Exercise
Exactly as they appear, output all of the entries.

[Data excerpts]
↓↓↓

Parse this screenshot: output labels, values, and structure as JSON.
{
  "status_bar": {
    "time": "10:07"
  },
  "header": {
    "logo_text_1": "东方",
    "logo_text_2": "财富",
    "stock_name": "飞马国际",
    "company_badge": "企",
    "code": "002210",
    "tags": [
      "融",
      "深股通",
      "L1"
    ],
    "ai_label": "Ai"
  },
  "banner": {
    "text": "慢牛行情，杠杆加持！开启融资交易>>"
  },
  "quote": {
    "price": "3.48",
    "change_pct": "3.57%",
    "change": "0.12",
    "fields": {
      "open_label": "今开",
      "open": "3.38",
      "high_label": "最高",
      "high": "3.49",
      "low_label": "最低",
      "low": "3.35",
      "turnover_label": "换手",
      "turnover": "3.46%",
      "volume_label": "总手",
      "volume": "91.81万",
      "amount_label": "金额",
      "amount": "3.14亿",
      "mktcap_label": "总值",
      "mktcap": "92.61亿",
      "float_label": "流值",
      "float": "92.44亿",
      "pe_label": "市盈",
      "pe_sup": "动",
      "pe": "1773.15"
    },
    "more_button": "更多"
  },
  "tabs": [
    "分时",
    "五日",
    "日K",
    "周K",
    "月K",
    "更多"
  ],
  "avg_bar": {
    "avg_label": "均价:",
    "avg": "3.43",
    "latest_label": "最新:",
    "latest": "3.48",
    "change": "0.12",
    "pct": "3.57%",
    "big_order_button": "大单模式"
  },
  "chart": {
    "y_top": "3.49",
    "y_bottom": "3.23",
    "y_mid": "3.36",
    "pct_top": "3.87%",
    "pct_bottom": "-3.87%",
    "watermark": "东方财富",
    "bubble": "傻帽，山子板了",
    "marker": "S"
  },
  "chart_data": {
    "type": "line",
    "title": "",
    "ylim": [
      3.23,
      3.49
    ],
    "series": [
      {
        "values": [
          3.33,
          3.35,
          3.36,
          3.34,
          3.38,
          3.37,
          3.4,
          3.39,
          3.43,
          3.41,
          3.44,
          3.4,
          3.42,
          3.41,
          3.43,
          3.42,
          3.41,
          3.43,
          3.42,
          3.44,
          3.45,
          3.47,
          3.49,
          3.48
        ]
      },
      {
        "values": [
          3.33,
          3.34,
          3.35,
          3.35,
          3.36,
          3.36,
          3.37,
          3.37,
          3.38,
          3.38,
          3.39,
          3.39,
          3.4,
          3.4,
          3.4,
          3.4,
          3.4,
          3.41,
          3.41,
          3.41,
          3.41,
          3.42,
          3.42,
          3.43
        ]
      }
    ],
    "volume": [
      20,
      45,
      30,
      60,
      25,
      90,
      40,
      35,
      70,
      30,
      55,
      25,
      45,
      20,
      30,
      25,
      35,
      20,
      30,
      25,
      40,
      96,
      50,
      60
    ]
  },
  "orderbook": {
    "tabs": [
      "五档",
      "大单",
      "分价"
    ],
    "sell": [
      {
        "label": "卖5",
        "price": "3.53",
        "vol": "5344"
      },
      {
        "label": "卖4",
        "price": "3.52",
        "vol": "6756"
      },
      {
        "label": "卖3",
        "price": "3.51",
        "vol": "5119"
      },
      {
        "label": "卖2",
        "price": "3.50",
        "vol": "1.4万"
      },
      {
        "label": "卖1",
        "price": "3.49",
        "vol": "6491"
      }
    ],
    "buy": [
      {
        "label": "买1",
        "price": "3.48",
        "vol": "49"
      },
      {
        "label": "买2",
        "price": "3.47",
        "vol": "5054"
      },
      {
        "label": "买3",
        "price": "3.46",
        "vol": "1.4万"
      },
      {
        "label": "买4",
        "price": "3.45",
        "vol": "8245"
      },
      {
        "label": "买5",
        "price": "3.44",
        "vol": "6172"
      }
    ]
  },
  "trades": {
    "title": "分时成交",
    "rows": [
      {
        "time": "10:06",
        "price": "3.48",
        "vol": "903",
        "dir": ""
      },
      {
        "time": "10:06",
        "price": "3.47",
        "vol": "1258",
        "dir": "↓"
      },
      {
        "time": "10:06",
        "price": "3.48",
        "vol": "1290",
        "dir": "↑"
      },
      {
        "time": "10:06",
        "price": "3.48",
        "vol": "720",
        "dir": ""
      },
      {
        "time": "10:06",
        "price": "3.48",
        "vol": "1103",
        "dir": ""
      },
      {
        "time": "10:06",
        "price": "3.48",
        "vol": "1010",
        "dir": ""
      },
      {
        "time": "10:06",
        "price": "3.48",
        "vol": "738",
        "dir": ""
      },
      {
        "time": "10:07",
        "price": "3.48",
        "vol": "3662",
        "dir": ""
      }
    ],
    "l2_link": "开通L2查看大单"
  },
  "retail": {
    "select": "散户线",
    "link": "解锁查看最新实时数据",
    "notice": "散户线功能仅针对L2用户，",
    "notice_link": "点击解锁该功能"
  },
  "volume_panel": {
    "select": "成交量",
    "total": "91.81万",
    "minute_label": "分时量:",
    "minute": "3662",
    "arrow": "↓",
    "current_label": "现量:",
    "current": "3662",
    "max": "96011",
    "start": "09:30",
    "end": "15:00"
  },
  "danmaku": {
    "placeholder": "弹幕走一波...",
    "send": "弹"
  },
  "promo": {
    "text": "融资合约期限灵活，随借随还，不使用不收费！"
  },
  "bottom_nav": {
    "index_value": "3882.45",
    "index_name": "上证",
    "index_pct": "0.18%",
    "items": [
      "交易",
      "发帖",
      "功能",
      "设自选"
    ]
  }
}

↑↑↑

Expected answer
Parse this screenshot: output labels, values, and structure as JSON.
{
  "status_bar": {
    "time": "10:07"
  },
  "header": {
    "logo_text_1": "东方",
    "logo_text_2": "财富",
    "stock_name": "飞马国际",
    "company_badge": "企",
    "code": "002210",
    "tags": [
      "融",
      "深股通",
      "L1"
    ],
    "ai_label": "Ai"
  },
  "banner": {
    "text": "慢牛行情，杠杆加持！开启融资交易>>"
  },
  "quote": {
    "price": "3.48",
    "change_pct": "3.57%",
    "change": "0.12",
    "fields": {
      "open_label": "今开",
      "open": "3.38",
      "high_label": "最高",
      "high": "3.49",
      "low_label": "最低",
      "low": "3.35",
      "turnover_label": "换手",
      "turnover": "3.46%",
      "volume_label": "总手",
      "volume": "91.81万",
      "amount_label": "金额",
      "amount": "3.14亿",
      "mktcap_label": "总值",
      "mktcap": "92.61亿",
      "float_label": "流值",
      "float": "92.44亿",
      "pe_label": "市盈",
      "pe_sup": "动",
      "pe": "1773.15"
    },
    "more_button": "更多"
  },
  "tabs": [
    "分时",
    "五日",
    "日K",
    "周K",
    "月K",
    "更多"
  ],
  "avg_bar": {
    "avg_label": "均价:",
    "avg": "3.43",
    "latest_label": "最新:",
    "latest": "3.48",
    "change": "0.12",
    "pct": "3.57%",
    "big_order_button": "大单模式"
  },
  "chart": {
    "y_top": "3.49",
    "y_bottom": "3.23",
    "y_mid": "3.36",
    "pct_top": "3.87%",
    "pct_bottom": "-3.87%",
    "watermark": "东方财富",
    "bubble": "傻帽，山子板了",
    "marker": "S"
  },
  "chart_data": {
    "type": "line",
    "title": "",
    "ylim": [
      3.23,
      3.49
    ],
    "series": [
      {
        "values": [
          3.33,
          3.35,
          3.36,
          3.34,
          3.38,
          3.37,
          3.4,
          3.39,
          3.43,
          3.41,
          3.44,
          3.4,
          3.42,
          3.41,
          3.43,
          3.42,
          3.41,
          3.43,
          3.42,
          3.44,
          3.45,
          3.47,
          3.49,
          3.48
        ]
      },
      {
        "values": [
          3.33,
          3.34,
          3.35,
          3.35,
          3.36,
          3.36,
          3.37,
          3.37,
          3.38,
          3.38,
          3.39,
          3.39,
          3.4,
          3.4,
          3.4,
          3.4,
          3.4,
          3.41,
          3.41,
          3.41,
          3.41,
          3.42,
          3.42,
          3.43
        ]
      }
    ],
    "volume": [
      20,
      45,
      30,
      60,
      25,
      90,
      40,
      35,
      70,
      30,
      55,
      25,
      45,
      20,
      30,
      25,
      35,
      20,
      30,
      25,
      40,
      96,
      50,
      60
    ]
  },
  "orderbook": {
    "tabs": [
      "五档",
      "大单",
      "分价"
    ],
    "sell": [
      {
        "label": "卖5",
        "price": "3.53",
        "vol": "5344"
      },
      {
        "label": "卖4",
        "price": "3.52",
        "vol": "6756"
      },
      {
        "label": "卖3",
        "price": "3.51",
        "vol": "5119"
      },
      {
        "label": "卖2",
        "price": "3.50",
        "vol": "1.4万"
      },
      {
        "label": "卖1",
        "price": "3.49",
        "vol": "6491"
      }
    ],
    "buy": [
      {
        "label": "买1",
        "price": "3.48",
        "vol": "49"
      },
      {
        "label": "买2",
        "price": "3.47",
        "vol": "5054"
      },
      {
        "label": "买3",
        "price": "3.46",
        "vol": "1.4万"
      },
      {
        "label": "买4",
        "price": "3.45",
        "vol": "8245"
      },
      {
        "label": "买5",
        "price": "3.44",
        "vol": "6172"
      }
    ]
  },
  "trades": {
    "title": "分时成交",
    "rows": [
      {
        "time": "10:06",
        "price": "3.48",
        "vol": "903",
        "dir": ""
      },
      {
        "time": "10:06",
        "price": "3.47",
        "vol": "1258",
        "dir": "↓"
      },
      {
        "time": "10:06",
        "price": "3.48",
        "vol": "1290",
        "dir": "↑"
      },
      {
        "time": "10:06",
        "price": "3.48",
        "vol": "720",
        "dir": ""
      },
      {
        "time": "10:06",
        "price": "3.48",
        "vol": "1103",
        "dir": ""
      },
      {
        "time": "10:06",
        "price": "3.48",
        "vol": "1010",
        "dir": ""
      },
      {
        "time": "10:06",
        "price": "3.48",
        "vol": "738",
        "dir": ""
      },
      {
        "time": "10:07",
        "price": "3.48",
        "vol": "3662",
        "dir": ""
      }
    ],
    "l2_link": "开通L2查看大单"
  },
  "retail": {
    "select": "散户线",
    "link": "解锁查看最新实时数据",
    "notice": "散户线功能仅针对L2用户，",
    "notice_link": "点击解锁该功能"
  },
  "volume_panel": {
    "select": "成交量",
    "total": "91.81万",
    "minute_label": "分时量:",
    "minute": "3662",
    "arrow": "↓",
    "current_label": "现量:",
    "current": "3662",
    "max": "96011",
    "start": "09:30",
    "end": "15:00"
  },
  "danmaku": {
    "placeholder": "弹幕走一波...",
    "send": "弹"
  },
  "promo": {
    "text": "融资合约期限灵活，随借随还，不使用不收费！"
  },
  "bottom_nav": {
    "index_value": "3882.45",
    "index_name": "上证",
    "index_pct": "0.18%",
    "items": [
      "交易",
      "发帖",
      "功能",
      "设自选"
    ]
  }
}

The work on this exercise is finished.